> **Extrait source**:

L’enjeu des législatives, préparer l’après-Ahmadinejad

Le résultat du scrutin déterminera le poids du guide suprême dans le nouveau Parlement.

Le président Mahmoud Ahmadinejad et l’ayatollah Khamenei ont participé au scrutin législatif vendredi, premières élections depuis la présidentielle fortement contestée de 2009. Photos Reuters/AFP/Handout

Le vendredi 2 mars, les Iraniens ont participé aux élections législatives. Ce scrutin, le premier depuis l’élection présidentielle controversée de 2009 qui a reconduit Mahmoud Ahmadinejad au pouvoir, révèle toutefois les profondes divisions au sein du pouvoir.
3 444 candidats, 290 postes, près de 50 millions d’électeurs : si l’opposition, composée notamment de réformateurs et/ou proréformateurs, n’a pu réellement présenter de candidats solides, il n’en reste pas moins qu’au sein même du pouvoir, des luttes intestines séparent le président Mahmoud Ahmadinejad et le guide suprême l’ayatollah Ali Khamenei depuis déjà plus de deux ans.

> **Lignes de données**:
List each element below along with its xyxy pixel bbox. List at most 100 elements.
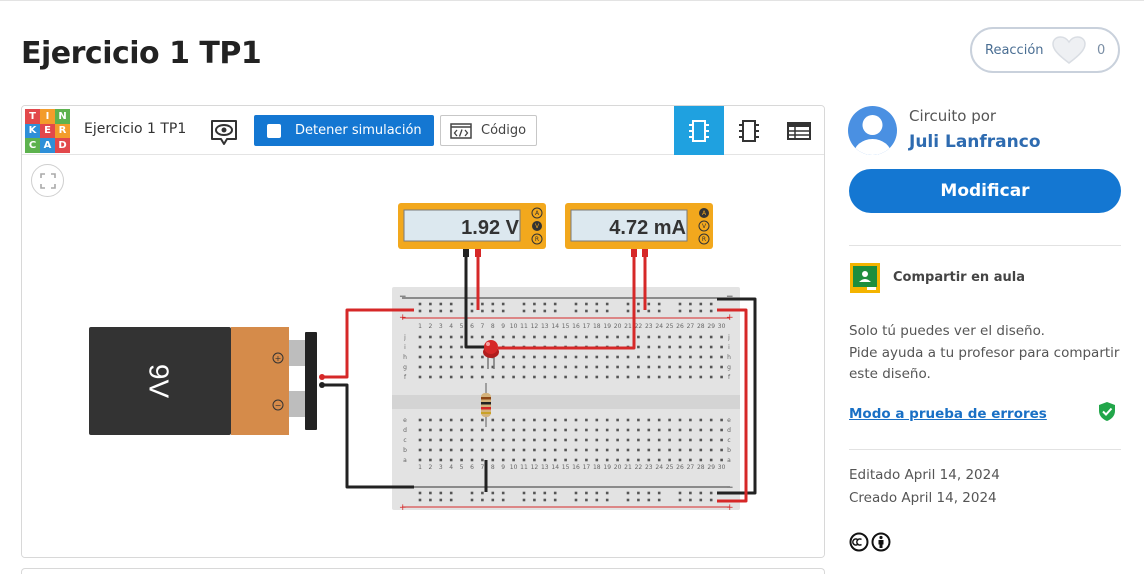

> **Objectif**: Redonnez mot pour mot, dans l'article sur les législatives iraniennes, tout ce qui va de « Le vendredi 2 » jusqu'à « de deux ans. ».

> **Réponse à l'exercice**:
Le vendredi 2 mars, les Iraniens ont participé aux élections législatives. Ce scrutin, le premier depuis l’élection présidentielle controversée de 2009 qui a reconduit Mahmoud Ahmadinejad au pouvoir, révèle toutefois les profondes divisions au sein du pouvoir.
3 444 candidats, 290 postes, près de 50 millions d’électeurs : si l’opposition, composée notamment de réformateurs et/ou proréformateurs, n’a pu réellement présenter de candidats solides, il n’en reste pas moins qu’au sein même du pouvoir, des luttes intestines séparent le président Mahmoud Ahmadinejad et le guide suprême l’ayatollah Ali Khamenei depuis déjà plus de deux ans.